*Set task*
Every line in the listing is to be echoed verbatim.

__________

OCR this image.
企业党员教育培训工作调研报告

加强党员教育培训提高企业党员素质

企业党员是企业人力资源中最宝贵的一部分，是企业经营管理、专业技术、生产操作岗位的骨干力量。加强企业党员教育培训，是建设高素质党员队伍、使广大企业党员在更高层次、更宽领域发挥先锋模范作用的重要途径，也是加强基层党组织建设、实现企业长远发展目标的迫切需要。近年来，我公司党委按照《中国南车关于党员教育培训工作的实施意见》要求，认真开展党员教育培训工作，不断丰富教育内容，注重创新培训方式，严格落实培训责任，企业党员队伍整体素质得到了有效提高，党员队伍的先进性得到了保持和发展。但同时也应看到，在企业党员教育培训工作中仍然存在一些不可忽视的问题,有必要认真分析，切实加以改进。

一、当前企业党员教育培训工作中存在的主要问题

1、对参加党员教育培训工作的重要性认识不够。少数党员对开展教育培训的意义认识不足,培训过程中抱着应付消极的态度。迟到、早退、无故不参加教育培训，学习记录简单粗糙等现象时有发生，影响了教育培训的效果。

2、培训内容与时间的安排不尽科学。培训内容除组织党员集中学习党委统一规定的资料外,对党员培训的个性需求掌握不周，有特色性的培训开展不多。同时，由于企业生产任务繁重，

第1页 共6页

__________

*Exercise answer*
OCR this image.
企业党员教育培训工作调研报告

加强党员教育培训提高企业党员素质

企业党员是企业人力资源中最宝贵的一部分，是企业经营管理、专业技术、生产操作岗位的骨干力量。加强企业党员教育培训，是建设高素质党员队伍、使广大企业党员在更高层次、更宽领域发挥先锋模范作用的重要途径，也是加强基层党组织建设、实现企业长远发展目标的迫切需要。近年来，我公司党委按照《中国南车关于党员教育培训工作的实施意见》要求，认真开展党员教育培训工作，不断丰富教育内容，注重创新培训方式，严格落实培训责任，企业党员队伍整体素质得到了有效提高，党员队伍的先进性得到了保持和发展。但同时也应看到，在企业党员教育培训工作中仍然存在一些不可忽视的问题,有必要认真分析，切实加以改进。

一、当前企业党员教育培训工作中存在的主要问题

1、对参加党员教育培训工作的重要性认识不够。少数党员对开展教育培训的意义认识不足,培训过程中抱着应付消极的态度。迟到、早退、无故不参加教育培训，学习记录简单粗糙等现象时有发生，影响了教育培训的效果。

2、培训内容与时间的安排不尽科学。培训内容除组织党员集中学习党委统一规定的资料外,对党员培训的个性需求掌握不周，有特色性的培训开展不多。同时，由于企业生产任务繁重，

第1页 共6页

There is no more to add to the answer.